_Your objective_: Write the listing below out again exactly, dropping the images.

** Start Records supplied **

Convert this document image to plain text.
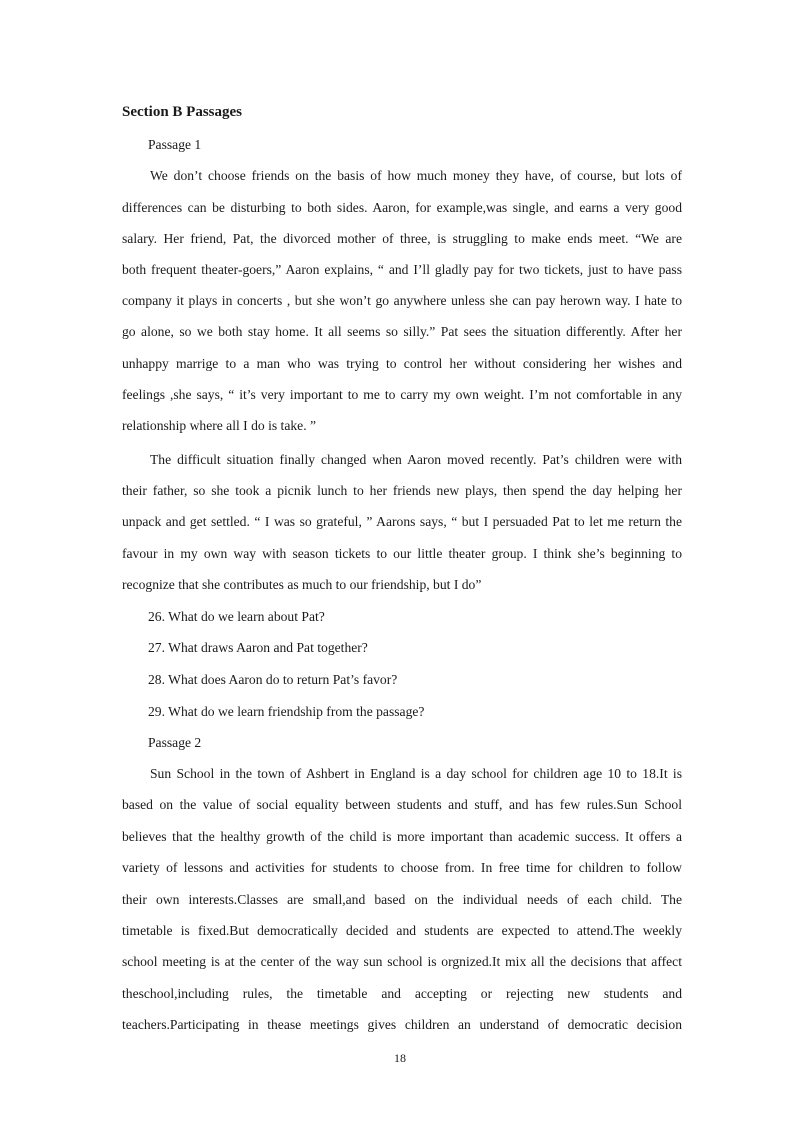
Section B Passages
Passage 1
We don’t choose friends on the basis of how much money they have, of course, but lots of
differences can be disturbing to both sides. Aaron, for example,was single, and earns a very good
salary. Her friend, Pat, the divorced mother of three, is struggling to make ends meet. “We are
both frequent theater-goers,” Aaron explains, “ and I’ll gladly pay for two tickets, just to have pass
company it plays in concerts , but she won’t go anywhere unless she can pay herown way. I hate to
go alone, so we both stay home. It all seems so silly.” Pat sees the situation differently. After her
unhappy marrige to a man who was trying to control her without considering her wishes and
feelings ,she says, “ it’s very important to me to carry my own weight. I’m not comfortable in any
relationship where all I do is take. ”
The difficult situation finally changed when Aaron moved recently. Pat’s children were with
their father, so she took a picnik lunch to her friends new plays, then spend the day helping her
unpack and get settled. “ I was so grateful, ” Aarons says, “ but I persuaded Pat to let me return the
favour in my own way with season tickets to our little theater group. I think she’s beginning to
recognize that she contributes as much to our friendship, but I do”
26. What do we learn about Pat?
27. What draws Aaron and Pat together?
28. What does Aaron do to return Pat’s favor?
29. What do we learn friendship from the passage?
Passage 2
Sun School in the town of Ashbert in England is a day school for children age 10 to 18.It is
based on the value of social equality between students and stuff, and has few rules.Sun School
believes that the healthy growth of the child is more important than academic success. It offers a
variety of lessons and activities for students to choose from. In free time for children to follow
their own interests.Classes are small,and based on the individual needs of each child. The
timetable is fixed.But democratically decided and students are expected to attend.The weekly
school meeting is at the center of the way sun school is orgnized.It mix all the decisions that affect
theschool,including rules, the timetable and accepting or rejecting new students and
teachers.Participating in thease meetings gives children an understand of democratic decision
18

** End Records supplied **

_Full answer_:
Convert this document image to plain text.
Section B Passages
Passage 1
We don’t choose friends on the basis of how much money they have, of course, but lots of
differences can be disturbing to both sides. Aaron, for example,was single, and earns a very good
salary. Her friend, Pat, the divorced mother of three, is struggling to make ends meet. “We are
both frequent theater-goers,” Aaron explains, “ and I’ll gladly pay for two tickets, just to have pass
company it plays in concerts , but she won’t go anywhere unless she can pay herown way. I hate to
go alone, so we both stay home. It all seems so silly.” Pat sees the situation differently. After her
unhappy marrige to a man who was trying to control her without considering her wishes and
feelings ,she says, “ it’s very important to me to carry my own weight. I’m not comfortable in any
relationship where all I do is take. ”
The difficult situation finally changed when Aaron moved recently. Pat’s children were with
their father, so she took a picnik lunch to her friends new plays, then spend the day helping her
unpack and get settled. “ I was so grateful, ” Aarons says, “ but I persuaded Pat to let me return the
favour in my own way with season tickets to our little theater group. I think she’s beginning to
recognize that she contributes as much to our friendship, but I do”
26. What do we learn about Pat?
27. What draws Aaron and Pat together?
28. What does Aaron do to return Pat’s favor?
29. What do we learn friendship from the passage?
Passage 2
Sun School in the town of Ashbert in England is a day school for children age 10 to 18.It is
based on the value of social equality between students and stuff, and has few rules.Sun School
believes that the healthy growth of the child is more important than academic success. It offers a
variety of lessons and activities for students to choose from. In free time for children to follow
their own interests.Classes are small,and based on the individual needs of each child. The
timetable is fixed.But democratically decided and students are expected to attend.The weekly
school meeting is at the center of the way sun school is orgnized.It mix all the decisions that affect
theschool,including rules, the timetable and accepting or rejecting new students and
teachers.Participating in thease meetings gives children an understand of democratic decision
18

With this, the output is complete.